▸ **The request**
Render the items from the start through the line containing "legend-label: Non-OPEC — [813, 459, 982, 496]" as a Markdown table with the columns Row and Text. Number each line in Row, put the line itself in Text, and leave out any blank lines.

(Element and region listings)
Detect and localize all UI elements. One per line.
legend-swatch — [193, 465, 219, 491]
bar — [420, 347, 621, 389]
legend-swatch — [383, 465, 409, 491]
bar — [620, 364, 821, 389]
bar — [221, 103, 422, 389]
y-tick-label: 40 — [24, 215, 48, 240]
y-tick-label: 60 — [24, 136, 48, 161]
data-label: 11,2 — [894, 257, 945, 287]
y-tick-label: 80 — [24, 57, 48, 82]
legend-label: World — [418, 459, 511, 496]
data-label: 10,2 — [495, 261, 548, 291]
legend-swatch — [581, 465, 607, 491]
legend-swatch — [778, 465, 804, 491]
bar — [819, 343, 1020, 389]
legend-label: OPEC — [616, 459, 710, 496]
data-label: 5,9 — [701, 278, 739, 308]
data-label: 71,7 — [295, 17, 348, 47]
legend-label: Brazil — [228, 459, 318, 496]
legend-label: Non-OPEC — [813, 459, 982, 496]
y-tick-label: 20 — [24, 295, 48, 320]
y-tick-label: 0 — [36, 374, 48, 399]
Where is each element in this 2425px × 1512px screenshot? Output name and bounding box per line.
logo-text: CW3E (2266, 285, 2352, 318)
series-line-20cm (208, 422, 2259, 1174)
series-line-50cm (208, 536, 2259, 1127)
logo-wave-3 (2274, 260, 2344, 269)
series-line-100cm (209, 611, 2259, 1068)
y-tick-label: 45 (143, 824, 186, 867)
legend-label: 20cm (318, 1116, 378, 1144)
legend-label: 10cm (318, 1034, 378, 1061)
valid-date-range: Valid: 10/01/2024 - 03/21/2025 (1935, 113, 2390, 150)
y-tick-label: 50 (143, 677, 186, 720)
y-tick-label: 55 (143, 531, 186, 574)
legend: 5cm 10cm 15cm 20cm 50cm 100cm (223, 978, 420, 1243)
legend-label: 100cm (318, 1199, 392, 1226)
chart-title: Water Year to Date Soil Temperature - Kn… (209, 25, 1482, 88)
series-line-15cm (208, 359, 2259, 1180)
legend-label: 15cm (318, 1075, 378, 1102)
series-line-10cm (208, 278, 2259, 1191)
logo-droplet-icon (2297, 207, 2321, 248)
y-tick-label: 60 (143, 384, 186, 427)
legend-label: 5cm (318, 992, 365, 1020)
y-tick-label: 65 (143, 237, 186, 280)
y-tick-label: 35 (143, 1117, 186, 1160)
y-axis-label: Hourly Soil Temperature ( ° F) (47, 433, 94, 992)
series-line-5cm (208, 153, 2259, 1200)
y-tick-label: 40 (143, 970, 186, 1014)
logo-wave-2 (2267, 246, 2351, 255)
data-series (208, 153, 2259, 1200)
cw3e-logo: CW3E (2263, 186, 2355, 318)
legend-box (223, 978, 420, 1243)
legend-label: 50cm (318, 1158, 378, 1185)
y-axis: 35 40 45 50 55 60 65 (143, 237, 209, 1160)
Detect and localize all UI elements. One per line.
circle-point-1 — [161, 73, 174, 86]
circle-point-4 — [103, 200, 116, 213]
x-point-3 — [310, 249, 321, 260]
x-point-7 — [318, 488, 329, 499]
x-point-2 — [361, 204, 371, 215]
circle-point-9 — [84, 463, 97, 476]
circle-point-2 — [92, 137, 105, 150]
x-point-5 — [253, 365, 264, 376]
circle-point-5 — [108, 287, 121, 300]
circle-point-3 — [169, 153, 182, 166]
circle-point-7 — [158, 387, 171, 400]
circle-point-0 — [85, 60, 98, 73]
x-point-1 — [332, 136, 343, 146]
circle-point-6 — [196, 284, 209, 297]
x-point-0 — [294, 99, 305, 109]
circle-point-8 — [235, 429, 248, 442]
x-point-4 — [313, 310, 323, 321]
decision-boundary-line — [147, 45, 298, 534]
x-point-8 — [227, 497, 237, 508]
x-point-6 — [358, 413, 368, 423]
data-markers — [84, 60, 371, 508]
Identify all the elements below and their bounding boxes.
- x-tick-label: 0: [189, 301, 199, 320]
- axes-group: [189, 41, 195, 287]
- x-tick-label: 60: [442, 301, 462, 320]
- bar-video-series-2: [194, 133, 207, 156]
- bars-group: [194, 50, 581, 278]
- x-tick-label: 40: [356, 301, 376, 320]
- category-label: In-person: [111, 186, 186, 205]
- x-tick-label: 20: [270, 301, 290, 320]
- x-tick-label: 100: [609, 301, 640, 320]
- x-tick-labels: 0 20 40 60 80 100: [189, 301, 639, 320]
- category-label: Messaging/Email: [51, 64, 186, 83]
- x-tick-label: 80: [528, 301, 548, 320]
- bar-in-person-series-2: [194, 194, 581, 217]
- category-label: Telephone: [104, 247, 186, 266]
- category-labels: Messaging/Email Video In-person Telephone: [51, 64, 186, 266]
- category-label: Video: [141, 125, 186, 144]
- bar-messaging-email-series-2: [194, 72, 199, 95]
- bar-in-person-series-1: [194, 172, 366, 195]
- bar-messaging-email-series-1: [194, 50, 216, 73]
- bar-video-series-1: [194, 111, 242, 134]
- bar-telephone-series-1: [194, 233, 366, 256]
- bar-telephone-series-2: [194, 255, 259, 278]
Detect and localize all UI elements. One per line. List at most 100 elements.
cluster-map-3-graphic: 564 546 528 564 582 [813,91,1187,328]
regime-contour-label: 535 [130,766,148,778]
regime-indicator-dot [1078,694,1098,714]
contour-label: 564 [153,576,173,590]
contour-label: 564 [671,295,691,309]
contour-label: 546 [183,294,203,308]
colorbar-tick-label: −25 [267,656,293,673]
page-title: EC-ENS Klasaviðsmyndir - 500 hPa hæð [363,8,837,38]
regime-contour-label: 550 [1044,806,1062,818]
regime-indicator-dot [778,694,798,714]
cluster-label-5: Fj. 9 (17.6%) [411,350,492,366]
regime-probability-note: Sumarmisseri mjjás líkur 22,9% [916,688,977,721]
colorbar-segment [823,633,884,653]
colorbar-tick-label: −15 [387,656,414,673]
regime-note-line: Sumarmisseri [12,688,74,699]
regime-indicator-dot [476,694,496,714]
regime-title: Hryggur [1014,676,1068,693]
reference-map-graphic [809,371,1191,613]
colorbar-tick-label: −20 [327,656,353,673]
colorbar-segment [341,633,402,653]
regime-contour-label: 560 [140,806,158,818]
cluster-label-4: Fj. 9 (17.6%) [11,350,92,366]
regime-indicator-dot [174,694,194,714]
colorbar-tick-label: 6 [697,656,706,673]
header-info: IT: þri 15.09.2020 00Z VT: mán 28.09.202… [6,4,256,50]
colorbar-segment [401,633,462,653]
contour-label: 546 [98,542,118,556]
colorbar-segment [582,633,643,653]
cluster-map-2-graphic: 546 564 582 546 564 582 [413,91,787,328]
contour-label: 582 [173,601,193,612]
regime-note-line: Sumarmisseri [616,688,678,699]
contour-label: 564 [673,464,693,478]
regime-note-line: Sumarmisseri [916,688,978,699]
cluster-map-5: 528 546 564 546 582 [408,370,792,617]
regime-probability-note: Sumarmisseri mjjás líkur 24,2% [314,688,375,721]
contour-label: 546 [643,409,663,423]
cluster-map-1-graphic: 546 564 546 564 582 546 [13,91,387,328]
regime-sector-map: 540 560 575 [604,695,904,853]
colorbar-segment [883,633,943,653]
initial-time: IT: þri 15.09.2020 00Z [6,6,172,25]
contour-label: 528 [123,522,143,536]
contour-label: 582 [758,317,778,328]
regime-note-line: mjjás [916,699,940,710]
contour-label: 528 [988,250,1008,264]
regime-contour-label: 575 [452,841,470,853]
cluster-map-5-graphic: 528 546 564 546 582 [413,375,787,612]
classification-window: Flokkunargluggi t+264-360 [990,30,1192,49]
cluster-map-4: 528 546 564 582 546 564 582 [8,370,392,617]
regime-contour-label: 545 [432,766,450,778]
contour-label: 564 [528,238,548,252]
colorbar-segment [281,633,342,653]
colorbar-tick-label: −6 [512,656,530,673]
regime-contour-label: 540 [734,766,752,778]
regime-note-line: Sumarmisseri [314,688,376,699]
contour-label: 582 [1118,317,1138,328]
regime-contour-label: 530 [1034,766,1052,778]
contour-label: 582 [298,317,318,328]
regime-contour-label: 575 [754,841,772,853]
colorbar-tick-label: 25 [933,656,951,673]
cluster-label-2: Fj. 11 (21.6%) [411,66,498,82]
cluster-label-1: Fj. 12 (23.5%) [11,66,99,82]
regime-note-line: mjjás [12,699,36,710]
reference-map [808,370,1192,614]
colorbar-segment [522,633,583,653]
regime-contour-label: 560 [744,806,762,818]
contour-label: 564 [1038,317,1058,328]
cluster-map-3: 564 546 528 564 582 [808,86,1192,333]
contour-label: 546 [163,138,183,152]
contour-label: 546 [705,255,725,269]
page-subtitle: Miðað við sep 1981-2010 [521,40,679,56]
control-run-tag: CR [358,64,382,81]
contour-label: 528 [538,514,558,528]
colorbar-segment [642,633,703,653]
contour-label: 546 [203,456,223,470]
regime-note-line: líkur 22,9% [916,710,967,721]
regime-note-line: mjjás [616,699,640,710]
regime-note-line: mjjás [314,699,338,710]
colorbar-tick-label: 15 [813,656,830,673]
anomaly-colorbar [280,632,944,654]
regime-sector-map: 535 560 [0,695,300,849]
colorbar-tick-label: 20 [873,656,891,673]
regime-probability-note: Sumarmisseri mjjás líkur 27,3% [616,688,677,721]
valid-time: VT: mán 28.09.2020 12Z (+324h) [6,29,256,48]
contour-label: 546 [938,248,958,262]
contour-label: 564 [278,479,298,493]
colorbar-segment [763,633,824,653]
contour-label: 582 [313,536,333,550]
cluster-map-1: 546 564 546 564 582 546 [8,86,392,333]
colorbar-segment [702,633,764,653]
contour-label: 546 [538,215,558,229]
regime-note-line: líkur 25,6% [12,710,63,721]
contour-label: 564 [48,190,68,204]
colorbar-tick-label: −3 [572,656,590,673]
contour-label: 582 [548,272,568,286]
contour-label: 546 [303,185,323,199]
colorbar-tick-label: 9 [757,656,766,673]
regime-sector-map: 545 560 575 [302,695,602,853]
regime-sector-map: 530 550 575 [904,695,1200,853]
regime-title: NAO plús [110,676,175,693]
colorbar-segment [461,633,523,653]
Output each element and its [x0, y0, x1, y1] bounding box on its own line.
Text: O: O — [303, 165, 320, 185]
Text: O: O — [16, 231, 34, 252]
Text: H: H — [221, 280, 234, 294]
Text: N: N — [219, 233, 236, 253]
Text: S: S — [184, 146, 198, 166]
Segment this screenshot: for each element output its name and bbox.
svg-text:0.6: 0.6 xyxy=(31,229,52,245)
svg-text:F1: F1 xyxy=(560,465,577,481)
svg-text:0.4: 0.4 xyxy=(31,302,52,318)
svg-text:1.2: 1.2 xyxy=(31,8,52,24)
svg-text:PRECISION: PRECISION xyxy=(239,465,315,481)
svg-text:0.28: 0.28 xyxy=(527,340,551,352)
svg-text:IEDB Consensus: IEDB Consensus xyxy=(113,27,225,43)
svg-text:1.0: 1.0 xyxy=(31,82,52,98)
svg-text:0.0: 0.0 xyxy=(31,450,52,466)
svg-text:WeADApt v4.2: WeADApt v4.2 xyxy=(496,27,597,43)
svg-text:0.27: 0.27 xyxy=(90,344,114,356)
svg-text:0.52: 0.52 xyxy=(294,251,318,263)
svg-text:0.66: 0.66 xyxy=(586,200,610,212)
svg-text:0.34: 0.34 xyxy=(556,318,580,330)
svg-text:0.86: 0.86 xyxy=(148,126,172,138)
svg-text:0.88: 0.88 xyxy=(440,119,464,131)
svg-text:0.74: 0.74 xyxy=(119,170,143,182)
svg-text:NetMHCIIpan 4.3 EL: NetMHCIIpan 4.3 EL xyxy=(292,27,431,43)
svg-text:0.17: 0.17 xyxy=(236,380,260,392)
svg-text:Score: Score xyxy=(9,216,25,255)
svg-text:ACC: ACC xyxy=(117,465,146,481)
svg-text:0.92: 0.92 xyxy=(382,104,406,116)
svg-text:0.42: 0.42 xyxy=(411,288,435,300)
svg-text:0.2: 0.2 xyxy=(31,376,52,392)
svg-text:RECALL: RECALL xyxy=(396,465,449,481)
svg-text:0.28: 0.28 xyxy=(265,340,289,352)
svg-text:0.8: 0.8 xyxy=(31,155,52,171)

▸ **Response to the task**
| Row | Text |
|---|---|
| 1 | Detect and localize all UI elements. One per line. |
| 2 | legend-swatch — [193, 465, 219, 491] |
| 3 | bar — [420, 347, 621, 389] |
| 4 | legend-swatch — [383, 465, 409, 491] |
| 5 | bar — [620, 364, 821, 389] |
| 6 | bar — [221, 103, 422, 389] |
| 7 | y-tick-label: 40 — [24, 215, 48, 240] |
| 8 | y-tick-label: 60 — [24, 136, 48, 161] |
| 9 | data-label: 11,2 — [894, 257, 945, 287] |
| 10 | y-tick-label: 80 — [24, 57, 48, 82] |
| 11 | legend-label: World — [418, 459, 511, 496] |
| 12 | data-label: 10,2 — [495, 261, 548, 291] |
| 13 | legend-swatch — [581, 465, 607, 491] |
| 14 | legend-swatch — [778, 465, 804, 491] |
| 15 | bar — [819, 343, 1020, 389] |
| 16 | legend-label: OPEC — [616, 459, 710, 496] |
| 17 | data-label: 5,9 — [701, 278, 739, 308] |
| 18 | data-label: 71,7 — [295, 17, 348, 47] |
| 19 | legend-label: Brazil — [228, 459, 318, 496] |
| 20 | legend-label: Non-OPEC — [813, 459, 982, 496] |